# Aim of the task
Set down each line of the data below exactly as it stands, dropping the pictures.

* Start Records for the exercise *

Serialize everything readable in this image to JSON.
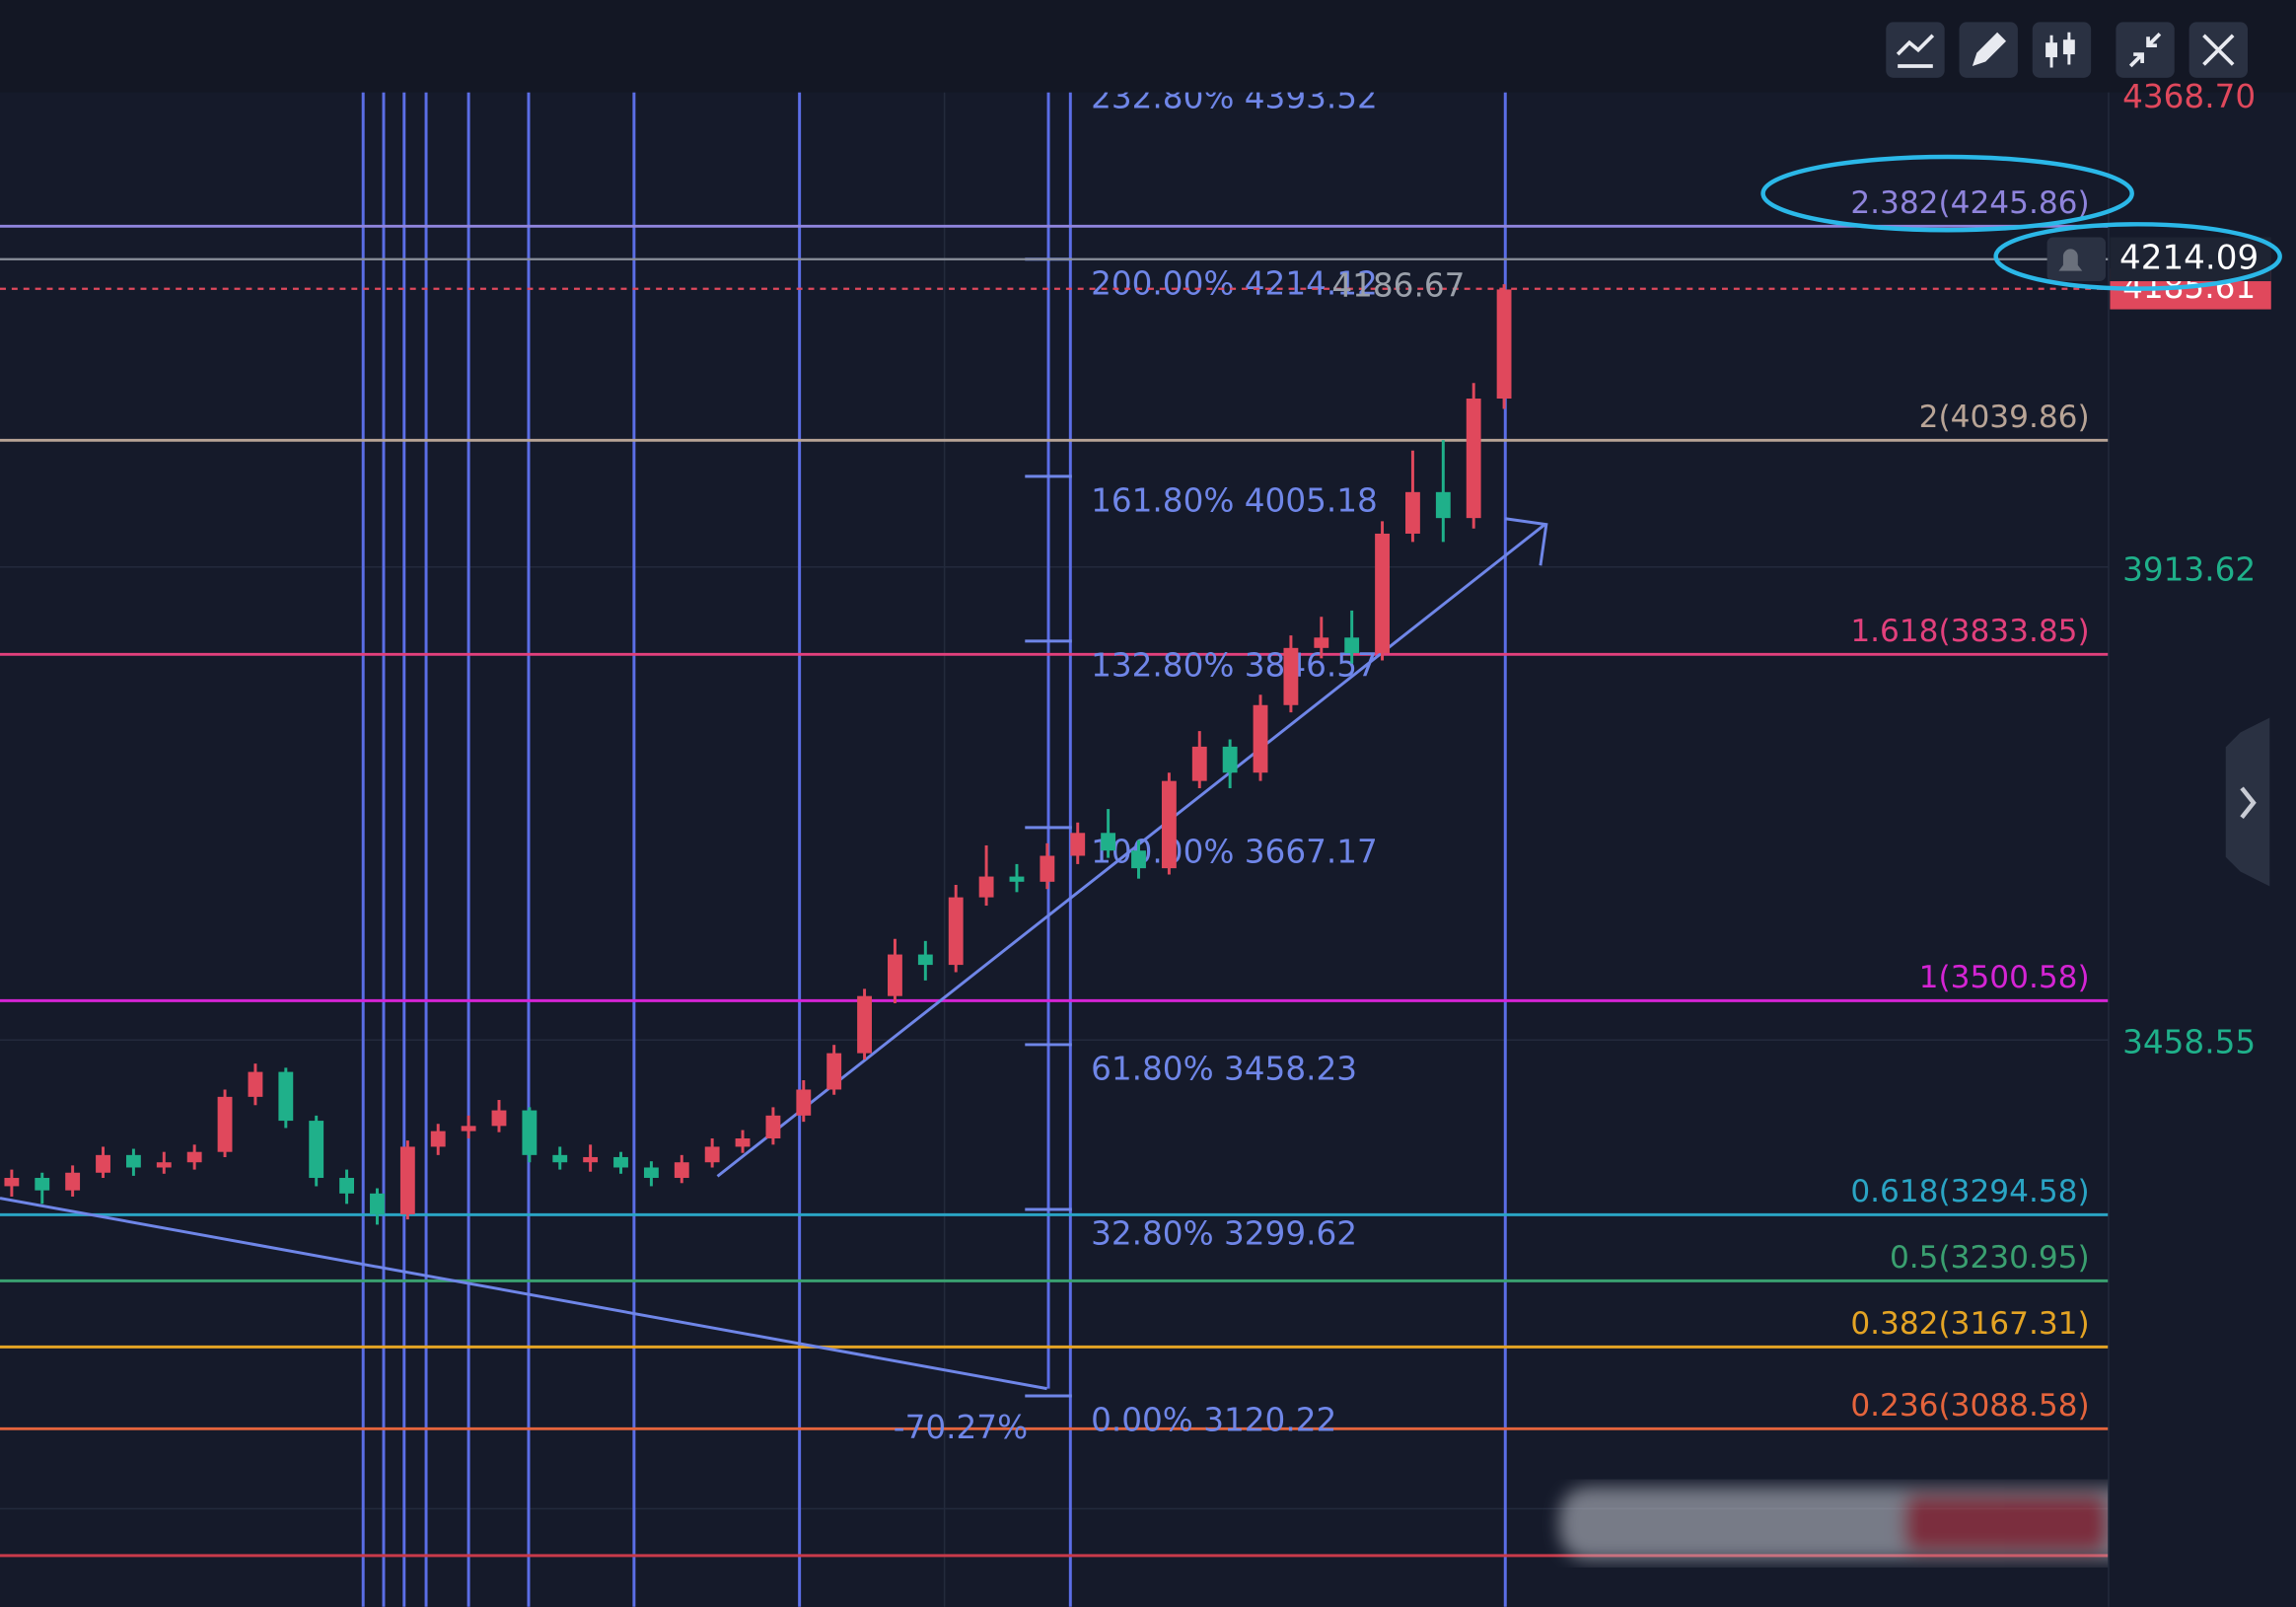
{
  "chart_data": {
    "type": "candlestick",
    "ylim": [
      2920,
      4400
    ],
    "yticks": [
      {
        "value": 4368.7,
        "label": "4368.70"
      },
      {
        "value": 3913.62,
        "label": "3913.62"
      },
      {
        "value": 3458.55,
        "label": "3458.55"
      }
    ],
    "ytick_colors": [
      "#e0485c",
      "#1fb08a",
      "#1fb08a"
    ],
    "up_color": "#e0485c",
    "down_color": "#1fb08a",
    "open": [
      3322,
      3330,
      3318,
      3335,
      3352,
      3340,
      3345,
      3355,
      3408,
      3432,
      3385,
      3330,
      3315,
      3295,
      3360,
      3375,
      3380,
      3395,
      3352,
      3345,
      3350,
      3340,
      3330,
      3345,
      3360,
      3368,
      3390,
      3415,
      3450,
      3505,
      3545,
      3535,
      3600,
      3620,
      3615,
      3640,
      3662,
      3645,
      3628,
      3712,
      3745,
      3720,
      3785,
      3840,
      3850,
      3835,
      3950,
      3990,
      3965,
      4080
    ],
    "high": [
      3338,
      3335,
      3342,
      3360,
      3358,
      3355,
      3362,
      3415,
      3440,
      3436,
      3390,
      3338,
      3320,
      3366,
      3382,
      3390,
      3405,
      3398,
      3360,
      3362,
      3355,
      3346,
      3352,
      3368,
      3376,
      3398,
      3424,
      3458,
      3512,
      3560,
      3558,
      3612,
      3650,
      3632,
      3652,
      3672,
      3685,
      3655,
      3720,
      3760,
      3752,
      3795,
      3852,
      3870,
      3876,
      3962,
      4030,
      4040,
      4095,
      4190
    ],
    "low": [
      3312,
      3305,
      3312,
      3330,
      3332,
      3334,
      3338,
      3350,
      3400,
      3378,
      3322,
      3305,
      3285,
      3290,
      3352,
      3368,
      3374,
      3345,
      3338,
      3336,
      3334,
      3322,
      3325,
      3340,
      3354,
      3362,
      3384,
      3410,
      3444,
      3498,
      3520,
      3528,
      3592,
      3605,
      3608,
      3632,
      3638,
      3618,
      3622,
      3705,
      3705,
      3712,
      3778,
      3830,
      3825,
      3828,
      3942,
      3942,
      3955,
      4070
    ],
    "close": [
      3330,
      3318,
      3335,
      3352,
      3340,
      3345,
      3355,
      3408,
      3432,
      3385,
      3330,
      3315,
      3295,
      3360,
      3375,
      3380,
      3395,
      3352,
      3345,
      3350,
      3340,
      3330,
      3345,
      3360,
      3368,
      3390,
      3415,
      3450,
      3505,
      3545,
      3535,
      3600,
      3620,
      3615,
      3640,
      3662,
      3645,
      3628,
      3712,
      3745,
      3720,
      3785,
      3840,
      3850,
      3835,
      3950,
      3990,
      3965,
      4080,
      4185
    ],
    "fib_levels": [
      {
        "label": "2.382(4245.86)",
        "value": 4245.86,
        "color": "#8f84dc"
      },
      {
        "label": "2(4039.86)",
        "value": 4039.86,
        "color": "#b8a496"
      },
      {
        "label": "1.618(3833.85)",
        "value": 3833.85,
        "color": "#e2407c"
      },
      {
        "label": "1(3500.58)",
        "value": 3500.58,
        "color": "#d424d4"
      },
      {
        "label": "0.618(3294.58)",
        "value": 3294.58,
        "color": "#2aa4c4"
      },
      {
        "label": "0.5(3230.95)",
        "value": 3230.95,
        "color": "#3aa070"
      },
      {
        "label": "0.382(3167.31)",
        "value": 3167.31,
        "color": "#e4a424"
      },
      {
        "label": "0.236(3088.58)",
        "value": 3088.58,
        "color": "#e4643c"
      }
    ],
    "extension_labels": [
      {
        "label": "232.80% 4393.52",
        "value": 4393.52
      },
      {
        "label": "200.00% 4214.12",
        "value": 4214.12
      },
      {
        "label": "161.80% 4005.18",
        "value": 4005.18
      },
      {
        "label": "132.80% 3846.57",
        "value": 3846.57
      },
      {
        "label": "100.00% 3667.17",
        "value": 3667.17
      },
      {
        "label": "61.80% 3458.23",
        "value": 3458.23
      },
      {
        "label": "32.80% 3299.62",
        "value": 3299.62
      },
      {
        "label": "0.00% 3120.22",
        "value": 3120.22
      }
    ],
    "last_price": 4185.61,
    "line_price": 4214.09,
    "high_label": 4186.67,
    "range_label": "-70.27%"
  }
}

* End Records for the exercise *

# Final result
Serialize everything readable in this image to JSON.
{
  "chart_data": {
    "type": "candlestick",
    "ylim": [
      2920,
      4400
    ],
    "yticks": [
      {
        "value": 4368.7,
        "label": "4368.70"
      },
      {
        "value": 3913.62,
        "label": "3913.62"
      },
      {
        "value": 3458.55,
        "label": "3458.55"
      }
    ],
    "ytick_colors": [
      "#e0485c",
      "#1fb08a",
      "#1fb08a"
    ],
    "up_color": "#e0485c",
    "down_color": "#1fb08a",
    "open": [
      3322,
      3330,
      3318,
      3335,
      3352,
      3340,
      3345,
      3355,
      3408,
      3432,
      3385,
      3330,
      3315,
      3295,
      3360,
      3375,
      3380,
      3395,
      3352,
      3345,
      3350,
      3340,
      3330,
      3345,
      3360,
      3368,
      3390,
      3415,
      3450,
      3505,
      3545,
      3535,
      3600,
      3620,
      3615,
      3640,
      3662,
      3645,
      3628,
      3712,
      3745,
      3720,
      3785,
      3840,
      3850,
      3835,
      3950,
      3990,
      3965,
      4080
    ],
    "high": [
      3338,
      3335,
      3342,
      3360,
      3358,
      3355,
      3362,
      3415,
      3440,
      3436,
      3390,
      3338,
      3320,
      3366,
      3382,
      3390,
      3405,
      3398,
      3360,
      3362,
      3355,
      3346,
      3352,
      3368,
      3376,
      3398,
      3424,
      3458,
      3512,
      3560,
      3558,
      3612,
      3650,
      3632,
      3652,
      3672,
      3685,
      3655,
      3720,
      3760,
      3752,
      3795,
      3852,
      3870,
      3876,
      3962,
      4030,
      4040,
      4095,
      4190
    ],
    "low": [
      3312,
      3305,
      3312,
      3330,
      3332,
      3334,
      3338,
      3350,
      3400,
      3378,
      3322,
      3305,
      3285,
      3290,
      3352,
      3368,
      3374,
      3345,
      3338,
      3336,
      3334,
      3322,
      3325,
      3340,
      3354,
      3362,
      3384,
      3410,
      3444,
      3498,
      3520,
      3528,
      3592,
      3605,
      3608,
      3632,
      3638,
      3618,
      3622,
      3705,
      3705,
      3712,
      3778,
      3830,
      3825,
      3828,
      3942,
      3942,
      3955,
      4070
    ],
    "close": [
      3330,
      3318,
      3335,
      3352,
      3340,
      3345,
      3355,
      3408,
      3432,
      3385,
      3330,
      3315,
      3295,
      3360,
      3375,
      3380,
      3395,
      3352,
      3345,
      3350,
      3340,
      3330,
      3345,
      3360,
      3368,
      3390,
      3415,
      3450,
      3505,
      3545,
      3535,
      3600,
      3620,
      3615,
      3640,
      3662,
      3645,
      3628,
      3712,
      3745,
      3720,
      3785,
      3840,
      3850,
      3835,
      3950,
      3990,
      3965,
      4080,
      4185
    ],
    "fib_levels": [
      {
        "label": "2.382(4245.86)",
        "value": 4245.86,
        "color": "#8f84dc"
      },
      {
        "label": "2(4039.86)",
        "value": 4039.86,
        "color": "#b8a496"
      },
      {
        "label": "1.618(3833.85)",
        "value": 3833.85,
        "color": "#e2407c"
      },
      {
        "label": "1(3500.58)",
        "value": 3500.58,
        "color": "#d424d4"
      },
      {
        "label": "0.618(3294.58)",
        "value": 3294.58,
        "color": "#2aa4c4"
      },
      {
        "label": "0.5(3230.95)",
        "value": 3230.95,
        "color": "#3aa070"
      },
      {
        "label": "0.382(3167.31)",
        "value": 3167.31,
        "color": "#e4a424"
      },
      {
        "label": "0.236(3088.58)",
        "value": 3088.58,
        "color": "#e4643c"
      }
    ],
    "extension_labels": [
      {
        "label": "232.80% 4393.52",
        "value": 4393.52
      },
      {
        "label": "200.00% 4214.12",
        "value": 4214.12
      },
      {
        "label": "161.80% 4005.18",
        "value": 4005.18
      },
      {
        "label": "132.80% 3846.57",
        "value": 3846.57
      },
      {
        "label": "100.00% 3667.17",
        "value": 3667.17
      },
      {
        "label": "61.80% 3458.23",
        "value": 3458.23
      },
      {
        "label": "32.80% 3299.62",
        "value": 3299.62
      },
      {
        "label": "0.00% 3120.22",
        "value": 3120.22
      }
    ],
    "last_price": 4185.61,
    "line_price": 4214.09,
    "high_label": 4186.67,
    "range_label": "-70.27%"
  }
}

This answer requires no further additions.